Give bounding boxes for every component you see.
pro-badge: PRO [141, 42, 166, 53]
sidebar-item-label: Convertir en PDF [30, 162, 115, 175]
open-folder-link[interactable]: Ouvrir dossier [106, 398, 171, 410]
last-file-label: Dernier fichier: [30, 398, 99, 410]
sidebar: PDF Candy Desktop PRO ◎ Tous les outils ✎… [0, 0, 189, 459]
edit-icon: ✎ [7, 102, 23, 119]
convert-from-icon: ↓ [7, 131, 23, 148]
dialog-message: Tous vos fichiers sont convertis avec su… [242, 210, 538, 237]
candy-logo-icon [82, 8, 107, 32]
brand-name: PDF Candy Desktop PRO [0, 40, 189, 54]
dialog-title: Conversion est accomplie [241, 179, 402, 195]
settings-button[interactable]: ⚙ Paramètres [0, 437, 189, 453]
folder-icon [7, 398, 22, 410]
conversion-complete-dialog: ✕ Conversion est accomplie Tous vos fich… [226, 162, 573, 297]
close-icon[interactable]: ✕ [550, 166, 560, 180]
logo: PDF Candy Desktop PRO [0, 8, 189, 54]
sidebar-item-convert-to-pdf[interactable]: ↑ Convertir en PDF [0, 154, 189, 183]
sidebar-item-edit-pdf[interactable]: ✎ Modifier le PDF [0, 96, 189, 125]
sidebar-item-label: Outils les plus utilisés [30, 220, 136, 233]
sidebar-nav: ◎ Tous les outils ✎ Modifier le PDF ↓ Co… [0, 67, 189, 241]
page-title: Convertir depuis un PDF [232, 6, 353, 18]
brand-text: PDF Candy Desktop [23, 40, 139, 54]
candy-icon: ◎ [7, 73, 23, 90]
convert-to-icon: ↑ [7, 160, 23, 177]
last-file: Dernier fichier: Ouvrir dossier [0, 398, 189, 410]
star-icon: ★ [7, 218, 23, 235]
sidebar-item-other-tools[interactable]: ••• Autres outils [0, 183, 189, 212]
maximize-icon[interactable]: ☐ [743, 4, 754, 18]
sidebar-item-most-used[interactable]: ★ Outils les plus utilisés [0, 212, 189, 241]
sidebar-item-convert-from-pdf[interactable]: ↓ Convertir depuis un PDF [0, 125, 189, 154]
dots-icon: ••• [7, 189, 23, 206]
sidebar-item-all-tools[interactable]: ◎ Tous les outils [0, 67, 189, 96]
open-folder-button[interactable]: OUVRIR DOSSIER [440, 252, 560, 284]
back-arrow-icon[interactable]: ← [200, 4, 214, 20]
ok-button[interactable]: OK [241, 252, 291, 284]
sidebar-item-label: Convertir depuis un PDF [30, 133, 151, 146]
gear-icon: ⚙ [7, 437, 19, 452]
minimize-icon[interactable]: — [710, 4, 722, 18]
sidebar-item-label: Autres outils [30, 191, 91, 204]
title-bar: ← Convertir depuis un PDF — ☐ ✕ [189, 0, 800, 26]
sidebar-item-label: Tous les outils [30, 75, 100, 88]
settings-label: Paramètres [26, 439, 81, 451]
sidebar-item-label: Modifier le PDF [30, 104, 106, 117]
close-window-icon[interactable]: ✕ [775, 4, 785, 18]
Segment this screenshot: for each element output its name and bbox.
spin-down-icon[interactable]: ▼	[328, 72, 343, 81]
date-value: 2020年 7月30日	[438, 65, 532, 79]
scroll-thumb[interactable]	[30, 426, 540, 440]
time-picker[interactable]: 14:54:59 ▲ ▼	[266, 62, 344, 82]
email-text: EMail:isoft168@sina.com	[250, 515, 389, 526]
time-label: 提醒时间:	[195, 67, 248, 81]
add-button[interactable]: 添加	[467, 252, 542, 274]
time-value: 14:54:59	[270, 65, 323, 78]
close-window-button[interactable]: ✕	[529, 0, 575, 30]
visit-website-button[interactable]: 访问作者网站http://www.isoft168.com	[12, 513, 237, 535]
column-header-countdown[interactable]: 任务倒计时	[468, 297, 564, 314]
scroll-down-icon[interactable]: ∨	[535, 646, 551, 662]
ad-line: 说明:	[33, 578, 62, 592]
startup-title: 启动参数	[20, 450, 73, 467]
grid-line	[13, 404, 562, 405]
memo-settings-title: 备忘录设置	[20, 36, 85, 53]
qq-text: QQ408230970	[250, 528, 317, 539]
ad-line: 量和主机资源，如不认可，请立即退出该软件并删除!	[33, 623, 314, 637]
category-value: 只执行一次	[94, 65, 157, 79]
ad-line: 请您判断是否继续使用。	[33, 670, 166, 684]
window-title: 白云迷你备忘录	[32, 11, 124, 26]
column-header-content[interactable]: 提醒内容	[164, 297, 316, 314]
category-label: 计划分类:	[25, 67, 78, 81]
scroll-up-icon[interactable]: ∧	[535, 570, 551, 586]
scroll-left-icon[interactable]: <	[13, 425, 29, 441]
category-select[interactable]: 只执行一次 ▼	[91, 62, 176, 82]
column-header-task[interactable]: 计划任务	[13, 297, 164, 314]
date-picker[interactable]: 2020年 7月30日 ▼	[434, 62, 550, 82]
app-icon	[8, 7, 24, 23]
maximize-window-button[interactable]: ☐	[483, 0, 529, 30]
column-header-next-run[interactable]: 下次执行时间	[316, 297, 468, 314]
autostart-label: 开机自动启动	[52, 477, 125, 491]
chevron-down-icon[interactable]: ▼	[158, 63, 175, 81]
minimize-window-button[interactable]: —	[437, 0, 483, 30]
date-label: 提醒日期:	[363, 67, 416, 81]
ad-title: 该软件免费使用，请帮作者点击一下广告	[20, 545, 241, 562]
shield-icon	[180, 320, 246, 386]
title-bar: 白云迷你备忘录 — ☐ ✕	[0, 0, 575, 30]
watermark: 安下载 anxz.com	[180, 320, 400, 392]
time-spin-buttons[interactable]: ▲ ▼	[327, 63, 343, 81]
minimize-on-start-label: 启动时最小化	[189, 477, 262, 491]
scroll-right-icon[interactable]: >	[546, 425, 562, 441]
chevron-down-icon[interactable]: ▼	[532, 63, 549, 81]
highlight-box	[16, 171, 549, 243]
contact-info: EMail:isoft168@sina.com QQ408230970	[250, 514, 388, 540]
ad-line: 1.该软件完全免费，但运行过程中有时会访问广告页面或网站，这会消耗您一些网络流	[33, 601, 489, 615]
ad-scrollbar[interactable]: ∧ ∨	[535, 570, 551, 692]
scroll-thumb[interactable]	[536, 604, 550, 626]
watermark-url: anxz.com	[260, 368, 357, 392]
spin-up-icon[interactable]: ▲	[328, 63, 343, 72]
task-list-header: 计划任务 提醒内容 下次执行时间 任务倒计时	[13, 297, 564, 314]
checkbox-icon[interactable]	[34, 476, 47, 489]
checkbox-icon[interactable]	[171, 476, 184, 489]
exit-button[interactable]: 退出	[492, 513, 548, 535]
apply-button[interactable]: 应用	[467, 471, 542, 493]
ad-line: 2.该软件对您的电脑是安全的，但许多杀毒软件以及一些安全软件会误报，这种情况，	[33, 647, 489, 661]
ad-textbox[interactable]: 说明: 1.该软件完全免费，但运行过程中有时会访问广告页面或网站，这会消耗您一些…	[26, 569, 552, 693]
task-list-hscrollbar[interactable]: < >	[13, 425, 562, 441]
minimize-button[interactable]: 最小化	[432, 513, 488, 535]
•••••
SET PROBLEM:
Can you rewrite every line of the records above as a numbered list, leaving out any blank lines?

FINISHED ANSWER:
1. Give bounding boxes for every component you see.
2. pro-badge: PRO [141, 42, 166, 53]
3. sidebar-item-label: Convertir en PDF [30, 162, 115, 175]
4. open-folder-link[interactable]: Ouvrir dossier [106, 398, 171, 410]
5. last-file-label: Dernier fichier: [30, 398, 99, 410]
6. sidebar: PDF Candy Desktop PRO ◎ Tous les outils ✎… [0, 0, 189, 459]
7. edit-icon: ✎ [7, 102, 23, 119]
8. convert-from-icon: ↓ [7, 131, 23, 148]
9. dialog-message: Tous vos fichiers sont convertis avec su… [242, 210, 538, 237]
10. candy-logo-icon [82, 8, 107, 32]
11. brand-name: PDF Candy Desktop PRO [0, 40, 189, 54]
12. dialog-title: Conversion est accomplie [241, 179, 402, 195]
13. settings-button[interactable]: ⚙ Paramètres [0, 437, 189, 453]
14. folder-icon [7, 398, 22, 410]
15. conversion-complete-dialog: ✕ Conversion est accomplie Tous vos fich… [226, 162, 573, 297]
16. close-icon[interactable]: ✕ [550, 166, 560, 180]
17. logo: PDF Candy Desktop PRO [0, 8, 189, 54]
18. sidebar-item-convert-to-pdf[interactable]: ↑ Convertir en PDF [0, 154, 189, 183]
19. sidebar-item-edit-pdf[interactable]: ✎ Modifier le PDF [0, 96, 189, 125]
20. sidebar-item-label: Outils les plus utilisés [30, 220, 136, 233]
21. sidebar-nav: ◎ Tous les outils ✎ Modifier le PDF ↓ Co… [0, 67, 189, 241]
22. page-title: Convertir depuis un PDF [232, 6, 353, 18]
23. brand-text: PDF Candy Desktop [23, 40, 139, 54]
24. candy-icon: ◎ [7, 73, 23, 90]
25. convert-to-icon: ↑ [7, 160, 23, 177]
26. last-file: Dernier fichier: Ouvrir dossier [0, 398, 189, 410]
27. star-icon: ★ [7, 218, 23, 235]
28. sidebar-item-other-tools[interactable]: ••• Autres outils [0, 183, 189, 212]
29. maximize-icon[interactable]: ☐ [743, 4, 754, 18]
30. sidebar-item-most-used[interactable]: ★ Outils les plus utilisés [0, 212, 189, 241]
31. sidebar-item-convert-from-pdf[interactable]: ↓ Convertir depuis un PDF [0, 125, 189, 154]
32. dots-icon: ••• [7, 189, 23, 206]
33. sidebar-item-all-tools[interactable]: ◎ Tous les outils [0, 67, 189, 96]
34. open-folder-button[interactable]: OUVRIR DOSSIER [440, 252, 560, 284]
35. back-arrow-icon[interactable]: ← [200, 4, 214, 20]
36. ok-button[interactable]: OK [241, 252, 291, 284]
37. sidebar-item-label: Convertir depuis un PDF [30, 133, 151, 146]
38. gear-icon: ⚙ [7, 437, 19, 452]
39. minimize-icon[interactable]: — [710, 4, 722, 18]
40. sidebar-item-label: Autres outils [30, 191, 91, 204]
41. title-bar: ← Convertir depuis un PDF — ☐ ✕ [189, 0, 800, 26]
42. sidebar-item-label: Tous les outils [30, 75, 100, 88]
43. settings-label: Paramètres [26, 439, 81, 451]
44. sidebar-item-label: Modifier le PDF [30, 104, 106, 117]
45. close-window-icon[interactable]: ✕ [775, 4, 785, 18]
46. Segment this screenshot: for each element output its name and bbox.
47. spin-down-icon[interactable]: ▼	[328, 72, 343, 81]
48. date-value: 2020年 7月30日	[438, 65, 532, 79]
49. scroll-thumb[interactable]	[30, 426, 540, 440]
50. time-picker[interactable]: 14:54:59 ▲ ▼	[266, 62, 344, 82]
51. email-text: EMail:isoft168@sina.com	[250, 515, 389, 526]
52. time-label: 提醒时间:	[195, 67, 248, 81]
53. add-button[interactable]: 添加	[467, 252, 542, 274]
54. time-value: 14:54:59	[270, 65, 323, 78]
55. close-window-button[interactable]: ✕	[529, 0, 575, 30]
56. visit-website-button[interactable]: 访问作者网站http://www.isoft168.com	[12, 513, 237, 535]
57. column-header-countdown[interactable]: 任务倒计时	[468, 297, 564, 314]
58. scroll-down-icon[interactable]: ∨	[535, 646, 551, 662]
59. ad-line: 说明:	[33, 578, 62, 592]
60. startup-title: 启动参数	[20, 450, 73, 467]
61. grid-line	[13, 404, 562, 405]
62. memo-settings-title: 备忘录设置	[20, 36, 85, 53]
63. qq-text: QQ408230970	[250, 528, 317, 539]
64. ad-line: 量和主机资源，如不认可，请立即退出该软件并删除!	[33, 623, 314, 637]
65. category-value: 只执行一次	[94, 65, 157, 79]
66. ad-line: 请您判断是否继续使用。	[33, 670, 166, 684]
67. window-title: 白云迷你备忘录	[32, 11, 124, 26]
68. column-header-content[interactable]: 提醒内容	[164, 297, 316, 314]
69. category-label: 计划分类:	[25, 67, 78, 81]
70. scroll-up-icon[interactable]: ∧	[535, 570, 551, 586]
71. scroll-left-icon[interactable]: <	[13, 425, 29, 441]
72. category-select[interactable]: 只执行一次 ▼	[91, 62, 176, 82]
73. column-header-task[interactable]: 计划任务	[13, 297, 164, 314]
74. date-picker[interactable]: 2020年 7月30日 ▼	[434, 62, 550, 82]
75. app-icon	[8, 7, 24, 23]
76. maximize-window-button[interactable]: ☐	[483, 0, 529, 30]
77. column-header-next-run[interactable]: 下次执行时间	[316, 297, 468, 314]
78. autostart-label: 开机自动启动	[52, 477, 125, 491]
79. chevron-down-icon[interactable]: ▼	[158, 63, 175, 81]
80. minimize-window-button[interactable]: —	[437, 0, 483, 30]
81. date-label: 提醒日期:	[363, 67, 416, 81]
82. ad-title: 该软件免费使用，请帮作者点击一下广告	[20, 545, 241, 562]
83. shield-icon	[180, 320, 246, 386]
84. title-bar: 白云迷你备忘录 — ☐ ✕	[0, 0, 575, 30]
85. watermark: 安下载 anxz.com	[180, 320, 400, 392]
86. time-spin-buttons[interactable]: ▲ ▼	[327, 63, 343, 81]
87. minimize-on-start-label: 启动时最小化	[189, 477, 262, 491]
88. scroll-right-icon[interactable]: >	[546, 425, 562, 441]
89. chevron-down-icon[interactable]: ▼	[532, 63, 549, 81]
90. highlight-box	[16, 171, 549, 243]
91. contact-info: EMail:isoft168@sina.com QQ408230970	[250, 514, 388, 540]
92. ad-line: 1.该软件完全免费，但运行过程中有时会访问广告页面或网站，这会消耗您一些网络流	[33, 601, 489, 615]
93. ad-scrollbar[interactable]: ∧ ∨	[535, 570, 551, 692]
94. scroll-thumb[interactable]	[536, 604, 550, 626]
95. watermark-url: anxz.com	[260, 368, 357, 392]
96. spin-up-icon[interactable]: ▲	[328, 63, 343, 72]
97. task-list-header: 计划任务 提醒内容 下次执行时间 任务倒计时	[13, 297, 564, 314]
98. checkbox-icon[interactable]	[34, 476, 47, 489]
99. checkbox-icon[interactable]	[171, 476, 184, 489]
100. exit-button[interactable]: 退出	[492, 513, 548, 535]
101. apply-button[interactable]: 应用	[467, 471, 542, 493]
102. ad-line: 2.该软件对您的电脑是安全的，但许多杀毒软件以及一些安全软件会误报，这种情况，	[33, 647, 489, 661]
103. ad-textbox[interactable]: 说明: 1.该软件完全免费，但运行过程中有时会访问广告页面或网站，这会消耗您一些…	[26, 569, 552, 693]
104. task-list-hscrollbar[interactable]: < >	[13, 425, 562, 441]
105. minimize-button[interactable]: 最小化	[432, 513, 488, 535]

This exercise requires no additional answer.